#### Information given:
===
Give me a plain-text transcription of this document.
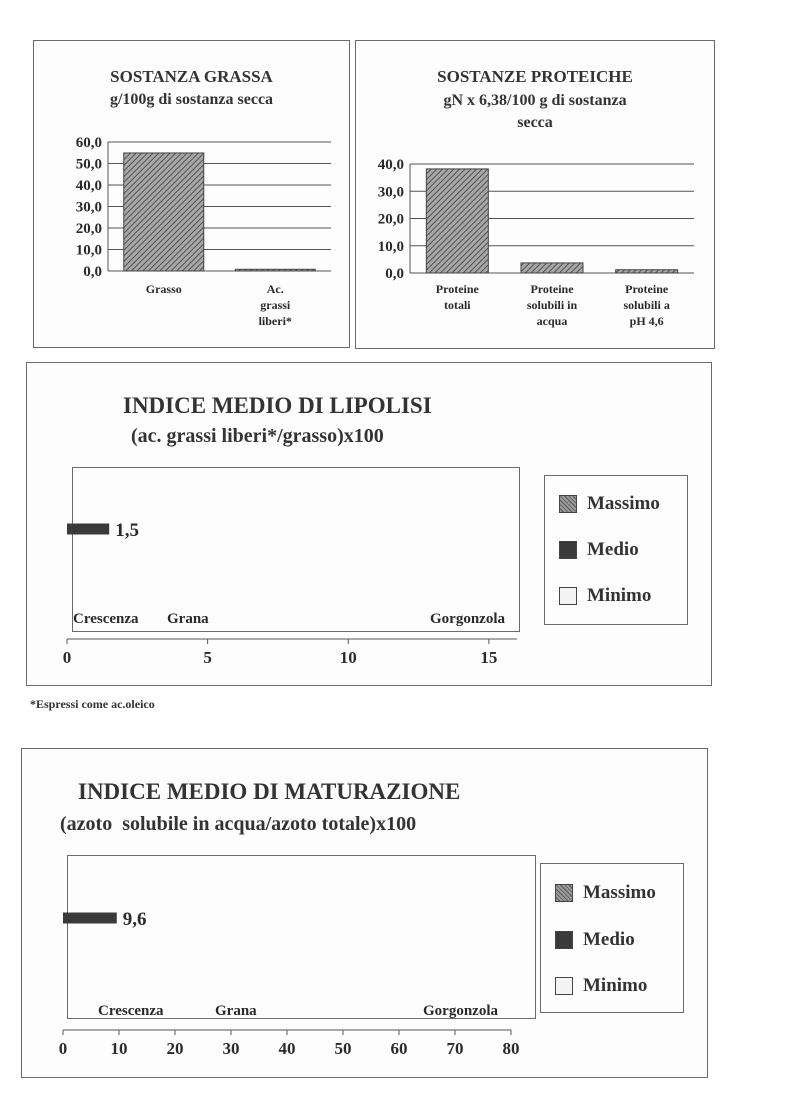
SOSTANZA GRASSA
g/100g di sostanza secca
0,0
10,0
20,0
30,0
40,0
50,0
60,0
Grasso	Ac.
grassi
liberi*
SOSTANZE PROTEICHE
gN x 6,38/100 g di sostanza
secca
0,0
10,0
20,0
30,0
40,0
Proteine
totali
Proteine
solubili in
acqua
Proteine
solubili a
pH 4,6
INDICE MEDIO DI LIPOLISI
(ac. grassi liberi*/grasso)x100
Massimo
Medio
Minimo
0	5	10	15
Crescenza Grana	Gorgonzola
1,5
*Espressi come ac.oleico
INDICE MEDIO DI MATURAZIONE
(azoto  solubile in acqua/azoto totale)x100
Massimo
Medio
Minimo
0	10 20 30 40 50 60 70 80
Crescenza	Grana	Gorgonzola
9,6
===
Scan each line above for the string "Grana". Give the tally and nothing else.

2